Quote all of the entries word for word.

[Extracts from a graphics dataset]
════

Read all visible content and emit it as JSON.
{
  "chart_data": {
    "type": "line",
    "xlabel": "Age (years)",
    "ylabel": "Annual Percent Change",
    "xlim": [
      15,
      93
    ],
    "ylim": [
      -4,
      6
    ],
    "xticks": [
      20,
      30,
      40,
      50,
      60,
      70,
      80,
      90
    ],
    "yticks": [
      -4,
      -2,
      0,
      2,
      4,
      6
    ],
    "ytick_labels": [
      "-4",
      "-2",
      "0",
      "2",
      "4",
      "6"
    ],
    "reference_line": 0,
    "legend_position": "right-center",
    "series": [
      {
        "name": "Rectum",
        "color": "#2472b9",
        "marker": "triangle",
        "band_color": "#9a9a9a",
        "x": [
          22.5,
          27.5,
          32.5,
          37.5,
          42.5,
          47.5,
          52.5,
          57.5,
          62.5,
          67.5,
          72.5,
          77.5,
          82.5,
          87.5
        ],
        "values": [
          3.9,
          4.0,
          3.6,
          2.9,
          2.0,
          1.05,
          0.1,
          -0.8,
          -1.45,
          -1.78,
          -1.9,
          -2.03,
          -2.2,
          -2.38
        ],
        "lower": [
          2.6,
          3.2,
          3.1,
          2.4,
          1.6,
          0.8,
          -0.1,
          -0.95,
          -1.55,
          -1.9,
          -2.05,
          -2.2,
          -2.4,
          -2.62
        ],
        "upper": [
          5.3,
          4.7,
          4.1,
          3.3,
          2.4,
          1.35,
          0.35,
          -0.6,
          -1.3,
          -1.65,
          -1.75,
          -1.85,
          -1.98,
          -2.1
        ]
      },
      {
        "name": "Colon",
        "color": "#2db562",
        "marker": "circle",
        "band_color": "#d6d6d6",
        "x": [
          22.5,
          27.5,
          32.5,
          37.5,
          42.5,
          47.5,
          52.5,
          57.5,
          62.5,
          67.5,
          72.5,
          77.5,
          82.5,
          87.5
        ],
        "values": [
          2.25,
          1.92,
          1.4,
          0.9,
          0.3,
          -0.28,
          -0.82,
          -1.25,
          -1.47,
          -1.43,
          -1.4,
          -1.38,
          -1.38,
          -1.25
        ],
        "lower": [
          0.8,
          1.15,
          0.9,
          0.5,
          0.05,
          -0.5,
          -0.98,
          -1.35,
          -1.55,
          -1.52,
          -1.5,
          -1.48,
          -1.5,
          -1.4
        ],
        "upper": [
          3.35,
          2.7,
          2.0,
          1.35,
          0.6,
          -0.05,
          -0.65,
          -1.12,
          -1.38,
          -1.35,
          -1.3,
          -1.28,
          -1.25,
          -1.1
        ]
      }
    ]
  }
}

════

#### ANSWER FOR THIS EXERCISE
Read all visible content and emit it as JSON.
{
  "chart_data": {
    "type": "line",
    "xlabel": "Age (years)",
    "ylabel": "Annual Percent Change",
    "xlim": [
      15,
      93
    ],
    "ylim": [
      -4,
      6
    ],
    "xticks": [
      20,
      30,
      40,
      50,
      60,
      70,
      80,
      90
    ],
    "yticks": [
      -4,
      -2,
      0,
      2,
      4,
      6
    ],
    "ytick_labels": [
      "-4",
      "-2",
      "0",
      "2",
      "4",
      "6"
    ],
    "reference_line": 0,
    "legend_position": "right-center",
    "series": [
      {
        "name": "Rectum",
        "color": "#2472b9",
        "marker": "triangle",
        "band_color": "#9a9a9a",
        "x": [
          22.5,
          27.5,
          32.5,
          37.5,
          42.5,
          47.5,
          52.5,
          57.5,
          62.5,
          67.5,
          72.5,
          77.5,
          82.5,
          87.5
        ],
        "values": [
          3.9,
          4.0,
          3.6,
          2.9,
          2.0,
          1.05,
          0.1,
          -0.8,
          -1.45,
          -1.78,
          -1.9,
          -2.03,
          -2.2,
          -2.38
        ],
        "lower": [
          2.6,
          3.2,
          3.1,
          2.4,
          1.6,
          0.8,
          -0.1,
          -0.95,
          -1.55,
          -1.9,
          -2.05,
          -2.2,
          -2.4,
          -2.62
        ],
        "upper": [
          5.3,
          4.7,
          4.1,
          3.3,
          2.4,
          1.35,
          0.35,
          -0.6,
          -1.3,
          -1.65,
          -1.75,
          -1.85,
          -1.98,
          -2.1
        ]
      },
      {
        "name": "Colon",
        "color": "#2db562",
        "marker": "circle",
        "band_color": "#d6d6d6",
        "x": [
          22.5,
          27.5,
          32.5,
          37.5,
          42.5,
          47.5,
          52.5,
          57.5,
          62.5,
          67.5,
          72.5,
          77.5,
          82.5,
          87.5
        ],
        "values": [
          2.25,
          1.92,
          1.4,
          0.9,
          0.3,
          -0.28,
          -0.82,
          -1.25,
          -1.47,
          -1.43,
          -1.4,
          -1.38,
          -1.38,
          -1.25
        ],
        "lower": [
          0.8,
          1.15,
          0.9,
          0.5,
          0.05,
          -0.5,
          -0.98,
          -1.35,
          -1.55,
          -1.52,
          -1.5,
          -1.48,
          -1.5,
          -1.4
        ],
        "upper": [
          3.35,
          2.7,
          2.0,
          1.35,
          0.6,
          -0.05,
          -0.65,
          -1.12,
          -1.38,
          -1.35,
          -1.3,
          -1.28,
          -1.25,
          -1.1
        ]
      }
    ]
  }
}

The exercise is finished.